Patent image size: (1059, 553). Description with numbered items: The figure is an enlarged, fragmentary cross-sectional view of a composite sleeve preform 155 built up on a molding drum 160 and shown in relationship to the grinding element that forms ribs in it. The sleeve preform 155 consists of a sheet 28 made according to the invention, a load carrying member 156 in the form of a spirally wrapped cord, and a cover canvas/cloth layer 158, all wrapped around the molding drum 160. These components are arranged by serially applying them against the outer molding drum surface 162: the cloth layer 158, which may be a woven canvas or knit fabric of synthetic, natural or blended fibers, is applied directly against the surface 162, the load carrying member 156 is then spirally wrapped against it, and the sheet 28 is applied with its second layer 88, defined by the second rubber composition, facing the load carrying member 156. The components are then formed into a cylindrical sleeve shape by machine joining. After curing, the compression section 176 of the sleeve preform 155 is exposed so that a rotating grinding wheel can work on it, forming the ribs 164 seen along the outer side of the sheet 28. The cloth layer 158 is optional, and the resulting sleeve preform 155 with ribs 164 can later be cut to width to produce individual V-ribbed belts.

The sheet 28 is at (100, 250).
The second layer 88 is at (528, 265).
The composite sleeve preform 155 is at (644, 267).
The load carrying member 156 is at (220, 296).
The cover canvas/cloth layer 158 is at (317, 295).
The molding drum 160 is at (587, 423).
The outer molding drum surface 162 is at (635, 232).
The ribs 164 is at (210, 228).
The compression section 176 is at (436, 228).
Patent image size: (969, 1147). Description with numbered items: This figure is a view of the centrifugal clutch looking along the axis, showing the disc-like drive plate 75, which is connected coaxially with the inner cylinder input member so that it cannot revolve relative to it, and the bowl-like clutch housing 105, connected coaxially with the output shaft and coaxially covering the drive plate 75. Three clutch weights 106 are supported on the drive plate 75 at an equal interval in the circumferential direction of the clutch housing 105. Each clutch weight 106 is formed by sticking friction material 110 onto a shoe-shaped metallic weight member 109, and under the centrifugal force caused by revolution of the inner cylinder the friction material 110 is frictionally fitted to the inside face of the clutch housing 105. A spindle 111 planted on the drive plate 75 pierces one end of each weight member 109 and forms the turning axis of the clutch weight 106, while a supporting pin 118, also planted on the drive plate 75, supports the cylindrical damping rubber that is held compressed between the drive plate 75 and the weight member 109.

☆ ☆ ☆ ☆

Task description: Gather every line in the items above that contains the string "molding", and copy each one in full.

Response:
Patent image size: (1059, 553). Description with numbered items: The figure is an enlarged, fragmentary cross-sectional view of a composite sleeve preform 155 built up on a molding drum 160 and shown in relationship to the grinding element that forms ribs in it. The sleeve preform 155 consists of a sheet 28 made according to the invention, a load carrying member 156 in the form of a spirally wrapped cord, and a cover canvas/cloth layer 158, all wrapped around the molding drum 160. These components are arranged by serially applying them against the outer molding drum surface 162: the cloth layer 158, which may be a woven canvas or knit fabric of synthetic, natural or blended fibers, is applied directly against the surface 162, the load carrying member 156 is then spirally wrapped against it, and the sheet 28 is applied with its second layer 88, defined by the second rubber composition, facing the load carrying member 156. The components are then formed into a cylindrical sleeve shape by machine joining. After curing, the compression section 176 of the sleeve preform 155 is exposed so that a rotating grinding wheel can work on it, forming the ribs 164 seen along the outer side of the sheet 28. The cloth layer 158 is optional, and the resulting sleeve preform 155 with ribs 164 can later be cut to width to produce individual V-ribbed belts.
The molding drum 160 is at (587, 423).
The outer molding drum surface 162 is at (635, 232).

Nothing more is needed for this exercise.